» Aim of the task
In the Swift data pipeline notebook excerpt, which protocol holds the four requirements for building the dataset?

» Page excerpt
** BEGIN **

In [ ]:
# Uncomment line below when using Colab (this installs OpenCV4)
# %system SwiftCV/install/install_colab.sh
%install-location $cwd/swift-install
%install '.package(path: "$cwd/FastaiNotebook_07_batchnorm")' FastaiNotebook_07_batchnorm
%install '.package(path: "$cwd/SwiftCV")' SwiftCV
In [ ]:
//export
import Path
import TensorFlow
import Python
In [ ]:
import FastaiNotebook_07_batchnorm
In [ ]:
%include "EnableIPythonDisplay.swift"
IPythonDisplay.shell.enable_matplotlib("inline")
Out[ ]:
The DataBlock API in Python is designed to help with the routine data manipulations involved in modelling: downloading data, loading it given an understanding of its layout on the filesystem, processing it, and feeding it into an ML framework like fastai. This is a data pipeline. How do we do this in Swift?
One approach is to build a set of types (structs, protocols, etc.) which represent various stages of this pipeline. By making the types generic, we could build a library that handled data for many kinds of models. However, it is sometimes a good rule of thumb, before writing generic types, to start by writing concrete types and then to notice what to abstract into a generic later. And another good rule of thumb, before writing concrete types, is to write no types at all, and to see how far you can get with a more primitive tool for composition: functions.
This notebook shows how to perform DataBlock-like operations using a lightweight functional style. This means, first, to rely as much as possible on pure functions -- that is, functions which do nothing but return outputs based on their inputs, and which don't mutate values anywhere. Second, in particular, it means to use Swift's support for higher-order functions (functions which take functions, like map
, filter
, reduce
, and compose
). Finally, this example relies on tuples. Like structs, tuples can have named, typed properties. Unlike structs, you don't need to name them. They can be a fast, ad-hoc way to explore the data types that you actually need, without being distracted by considering what's a method, an initializer, etc.,
Swift has excellent, understated support for a such a style.
In [ ]:
//export
public let dataPath = Path.home/".fastai"/"data"
In [ ]:
//export
public func downloadImagenette(path: Path = dataPath, sz:String="-320") -> Path {
let url = "https://s3.amazonaws.com/fast-ai-imageclas/imagenette\(sz).tgz"
let fname = "imagenette\(sz)"
let file = path/fname
try! path.mkdir(.p)
if !file.exists {
downloadFile(url, dest:(path/"\(fname).tgz").string)
_ = "/bin/tar".shell("-xzf", (path/"\(fname).tgz").string, "-C", path.string)
}
return file
}
Then we write a function to collect all the files in a directory, recursively.
In [ ]:
//export
public func collectFiles(under path: Path, recurse: Bool = false, filtering extensions: [String]? = nil) -> [Path] {
var res: [Path] = []
for p in try! path.ls(){
if p.kind == .directory && recurse {
res += collectFiles(under: p.path, recurse: recurse, filtering: extensions)
} else if extensions == nil || extensions!.contains(p.path.extension.lowercased()) {
res.append(p.path)
}
}
return res
}
To build our dataset, we need, at the core, only four functions that tells us:
We put those four requirements in a DatasetConfig
protocol.

** END **

» Supplied information
** BEGIN **

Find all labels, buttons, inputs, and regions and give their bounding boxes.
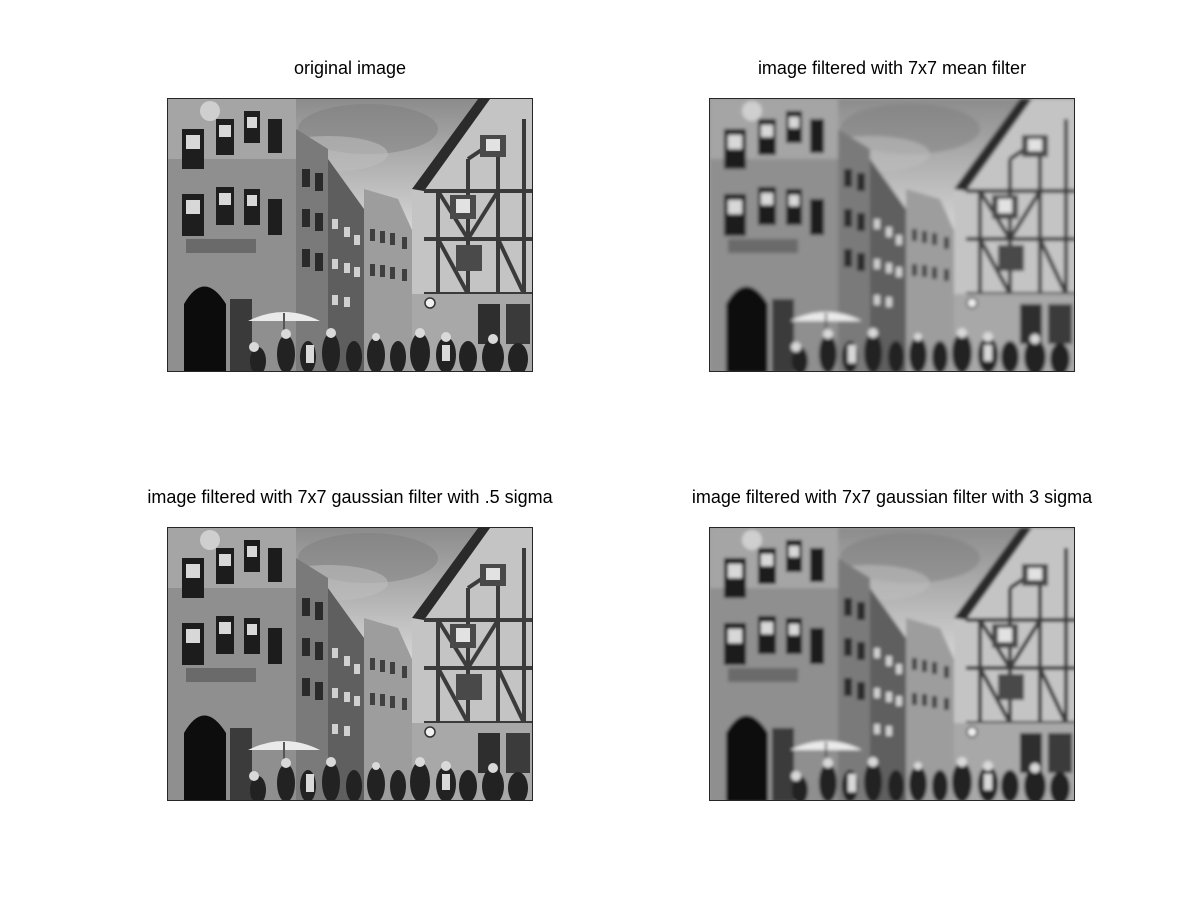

** END **

» In response
DatasetConfig